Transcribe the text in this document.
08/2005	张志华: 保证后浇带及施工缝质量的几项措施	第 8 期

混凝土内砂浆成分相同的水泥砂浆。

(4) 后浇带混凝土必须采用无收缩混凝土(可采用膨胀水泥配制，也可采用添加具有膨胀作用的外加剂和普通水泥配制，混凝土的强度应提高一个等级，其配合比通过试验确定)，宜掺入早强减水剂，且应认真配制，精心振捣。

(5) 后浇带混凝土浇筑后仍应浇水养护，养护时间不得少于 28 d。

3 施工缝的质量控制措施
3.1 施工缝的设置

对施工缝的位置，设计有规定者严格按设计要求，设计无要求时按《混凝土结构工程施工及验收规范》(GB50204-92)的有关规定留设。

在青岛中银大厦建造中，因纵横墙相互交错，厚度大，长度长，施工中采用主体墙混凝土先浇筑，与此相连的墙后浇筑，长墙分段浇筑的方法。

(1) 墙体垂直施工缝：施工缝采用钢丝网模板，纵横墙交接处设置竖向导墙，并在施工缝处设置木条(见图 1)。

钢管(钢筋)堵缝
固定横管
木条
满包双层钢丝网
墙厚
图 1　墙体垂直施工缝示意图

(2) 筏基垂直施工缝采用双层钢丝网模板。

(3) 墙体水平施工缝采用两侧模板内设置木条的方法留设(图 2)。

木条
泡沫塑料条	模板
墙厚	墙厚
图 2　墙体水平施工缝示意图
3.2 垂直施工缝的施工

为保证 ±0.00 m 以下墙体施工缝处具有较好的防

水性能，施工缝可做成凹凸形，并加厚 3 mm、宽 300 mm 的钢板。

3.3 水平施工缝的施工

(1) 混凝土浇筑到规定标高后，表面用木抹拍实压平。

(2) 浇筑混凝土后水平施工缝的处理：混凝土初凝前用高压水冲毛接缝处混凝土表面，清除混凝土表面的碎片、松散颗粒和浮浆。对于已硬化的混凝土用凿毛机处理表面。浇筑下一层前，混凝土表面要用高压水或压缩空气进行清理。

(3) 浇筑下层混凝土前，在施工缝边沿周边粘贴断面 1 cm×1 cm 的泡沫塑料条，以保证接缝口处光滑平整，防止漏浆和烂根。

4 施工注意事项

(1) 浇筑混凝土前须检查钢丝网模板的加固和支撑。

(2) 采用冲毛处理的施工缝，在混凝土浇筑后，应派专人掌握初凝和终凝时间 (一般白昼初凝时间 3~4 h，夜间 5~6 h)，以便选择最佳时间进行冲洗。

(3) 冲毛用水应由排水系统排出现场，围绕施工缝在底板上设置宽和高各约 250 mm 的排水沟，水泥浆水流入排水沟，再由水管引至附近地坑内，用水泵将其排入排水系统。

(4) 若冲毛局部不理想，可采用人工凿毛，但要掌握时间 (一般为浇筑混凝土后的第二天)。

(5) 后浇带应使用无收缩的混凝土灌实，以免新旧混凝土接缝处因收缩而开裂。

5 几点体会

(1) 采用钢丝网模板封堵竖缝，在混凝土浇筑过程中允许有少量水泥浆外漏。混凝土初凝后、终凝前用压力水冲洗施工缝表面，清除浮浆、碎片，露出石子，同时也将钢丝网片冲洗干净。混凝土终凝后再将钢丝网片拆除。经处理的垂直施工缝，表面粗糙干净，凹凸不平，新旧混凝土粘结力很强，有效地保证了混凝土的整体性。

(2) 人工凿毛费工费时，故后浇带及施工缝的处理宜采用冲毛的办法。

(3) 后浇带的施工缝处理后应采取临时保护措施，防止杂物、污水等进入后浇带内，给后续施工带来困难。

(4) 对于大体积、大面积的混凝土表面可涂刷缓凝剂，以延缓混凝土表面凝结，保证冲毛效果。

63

═══

▸ Description of the task:
Produce an exact copy of the whole listing.

▸ Written answer:
Transcribe the text in this document.
08/2005	张志华: 保证后浇带及施工缝质量的几项措施	第 8 期

混凝土内砂浆成分相同的水泥砂浆。

(4) 后浇带混凝土必须采用无收缩混凝土(可采用膨胀水泥配制，也可采用添加具有膨胀作用的外加剂和普通水泥配制，混凝土的强度应提高一个等级，其配合比通过试验确定)，宜掺入早强减水剂，且应认真配制，精心振捣。

(5) 后浇带混凝土浇筑后仍应浇水养护，养护时间不得少于 28 d。

3 施工缝的质量控制措施
3.1 施工缝的设置

对施工缝的位置，设计有规定者严格按设计要求，设计无要求时按《混凝土结构工程施工及验收规范》(GB50204-92)的有关规定留设。

在青岛中银大厦建造中，因纵横墙相互交错，厚度大，长度长，施工中采用主体墙混凝土先浇筑，与此相连的墙后浇筑，长墙分段浇筑的方法。

(1) 墙体垂直施工缝：施工缝采用钢丝网模板，纵横墙交接处设置竖向导墙，并在施工缝处设置木条(见图 1)。

钢管(钢筋)堵缝
固定横管
木条
满包双层钢丝网
墙厚
图 1　墙体垂直施工缝示意图

(2) 筏基垂直施工缝采用双层钢丝网模板。

(3) 墙体水平施工缝采用两侧模板内设置木条的方法留设(图 2)。

木条
泡沫塑料条	模板
墙厚	墙厚
图 2　墙体水平施工缝示意图
3.2 垂直施工缝的施工

为保证 ±0.00 m 以下墙体施工缝处具有较好的防

水性能，施工缝可做成凹凸形，并加厚 3 mm、宽 300 mm 的钢板。

3.3 水平施工缝的施工

(1) 混凝土浇筑到规定标高后，表面用木抹拍实压平。

(2) 浇筑混凝土后水平施工缝的处理：混凝土初凝前用高压水冲毛接缝处混凝土表面，清除混凝土表面的碎片、松散颗粒和浮浆。对于已硬化的混凝土用凿毛机处理表面。浇筑下一层前，混凝土表面要用高压水或压缩空气进行清理。

(3) 浇筑下层混凝土前，在施工缝边沿周边粘贴断面 1 cm×1 cm 的泡沫塑料条，以保证接缝口处光滑平整，防止漏浆和烂根。

4 施工注意事项

(1) 浇筑混凝土前须检查钢丝网模板的加固和支撑。

(2) 采用冲毛处理的施工缝，在混凝土浇筑后，应派专人掌握初凝和终凝时间 (一般白昼初凝时间 3~4 h，夜间 5~6 h)，以便选择最佳时间进行冲洗。

(3) 冲毛用水应由排水系统排出现场，围绕施工缝在底板上设置宽和高各约 250 mm 的排水沟，水泥浆水流入排水沟，再由水管引至附近地坑内，用水泵将其排入排水系统。

(4) 若冲毛局部不理想，可采用人工凿毛，但要掌握时间 (一般为浇筑混凝土后的第二天)。

(5) 后浇带应使用无收缩的混凝土灌实，以免新旧混凝土接缝处因收缩而开裂。

5 几点体会

(1) 采用钢丝网模板封堵竖缝，在混凝土浇筑过程中允许有少量水泥浆外漏。混凝土初凝后、终凝前用压力水冲洗施工缝表面，清除浮浆、碎片，露出石子，同时也将钢丝网片冲洗干净。混凝土终凝后再将钢丝网片拆除。经处理的垂直施工缝，表面粗糙干净，凹凸不平，新旧混凝土粘结力很强，有效地保证了混凝土的整体性。

(2) 人工凿毛费工费时，故后浇带及施工缝的处理宜采用冲毛的办法。

(3) 后浇带的施工缝处理后应采取临时保护措施，防止杂物、污水等进入后浇带内，给后续施工带来困难。

(4) 对于大体积、大面积的混凝土表面可涂刷缓凝剂，以延缓混凝土表面凝结，保证冲毛效果。

63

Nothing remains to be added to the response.